§ Description of the task
Make an exact copy of the entries below.

§ Record excerpts
+-------+

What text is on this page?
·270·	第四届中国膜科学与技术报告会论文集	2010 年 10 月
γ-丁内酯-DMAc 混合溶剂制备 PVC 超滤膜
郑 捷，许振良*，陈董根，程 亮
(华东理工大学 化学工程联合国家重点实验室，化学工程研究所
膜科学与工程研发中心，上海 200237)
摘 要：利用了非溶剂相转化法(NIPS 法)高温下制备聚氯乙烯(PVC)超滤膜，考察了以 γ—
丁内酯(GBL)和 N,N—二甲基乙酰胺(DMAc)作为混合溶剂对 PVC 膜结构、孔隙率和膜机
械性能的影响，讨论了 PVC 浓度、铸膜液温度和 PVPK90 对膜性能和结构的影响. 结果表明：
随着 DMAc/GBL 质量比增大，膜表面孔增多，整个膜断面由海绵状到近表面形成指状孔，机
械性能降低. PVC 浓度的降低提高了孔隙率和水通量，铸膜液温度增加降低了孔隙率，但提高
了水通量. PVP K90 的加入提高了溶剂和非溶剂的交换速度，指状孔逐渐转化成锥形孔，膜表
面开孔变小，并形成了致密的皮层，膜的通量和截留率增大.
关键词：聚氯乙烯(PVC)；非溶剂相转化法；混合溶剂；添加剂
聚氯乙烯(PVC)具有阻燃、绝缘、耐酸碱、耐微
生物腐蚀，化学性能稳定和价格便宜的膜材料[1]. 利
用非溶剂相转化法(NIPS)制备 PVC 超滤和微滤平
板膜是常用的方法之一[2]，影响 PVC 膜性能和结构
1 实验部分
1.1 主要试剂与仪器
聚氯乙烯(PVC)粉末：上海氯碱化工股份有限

+-------+

§ Task solution
What text is on this page?
·270·	第四届中国膜科学与技术报告会论文集	2010 年 10 月
γ-丁内酯-DMAc 混合溶剂制备 PVC 超滤膜
郑 捷，许振良*，陈董根，程 亮
(华东理工大学 化学工程联合国家重点实验室，化学工程研究所
膜科学与工程研发中心，上海 200237)
摘 要：利用了非溶剂相转化法(NIPS 法)高温下制备聚氯乙烯(PVC)超滤膜，考察了以 γ—
丁内酯(GBL)和 N,N—二甲基乙酰胺(DMAc)作为混合溶剂对 PVC 膜结构、孔隙率和膜机
械性能的影响，讨论了 PVC 浓度、铸膜液温度和 PVPK90 对膜性能和结构的影响. 结果表明：
随着 DMAc/GBL 质量比增大，膜表面孔增多，整个膜断面由海绵状到近表面形成指状孔，机
械性能降低. PVC 浓度的降低提高了孔隙率和水通量，铸膜液温度增加降低了孔隙率，但提高
了水通量. PVP K90 的加入提高了溶剂和非溶剂的交换速度，指状孔逐渐转化成锥形孔，膜表
面开孔变小，并形成了致密的皮层，膜的通量和截留率增大.
关键词：聚氯乙烯(PVC)；非溶剂相转化法；混合溶剂；添加剂
聚氯乙烯(PVC)具有阻燃、绝缘、耐酸碱、耐微
生物腐蚀，化学性能稳定和价格便宜的膜材料[1]. 利
用非溶剂相转化法(NIPS)制备 PVC 超滤和微滤平
板膜是常用的方法之一[2]，影响 PVC 膜性能和结构
1 实验部分
1.1 主要试剂与仪器
聚氯乙烯(PVC)粉末：上海氯碱化工股份有限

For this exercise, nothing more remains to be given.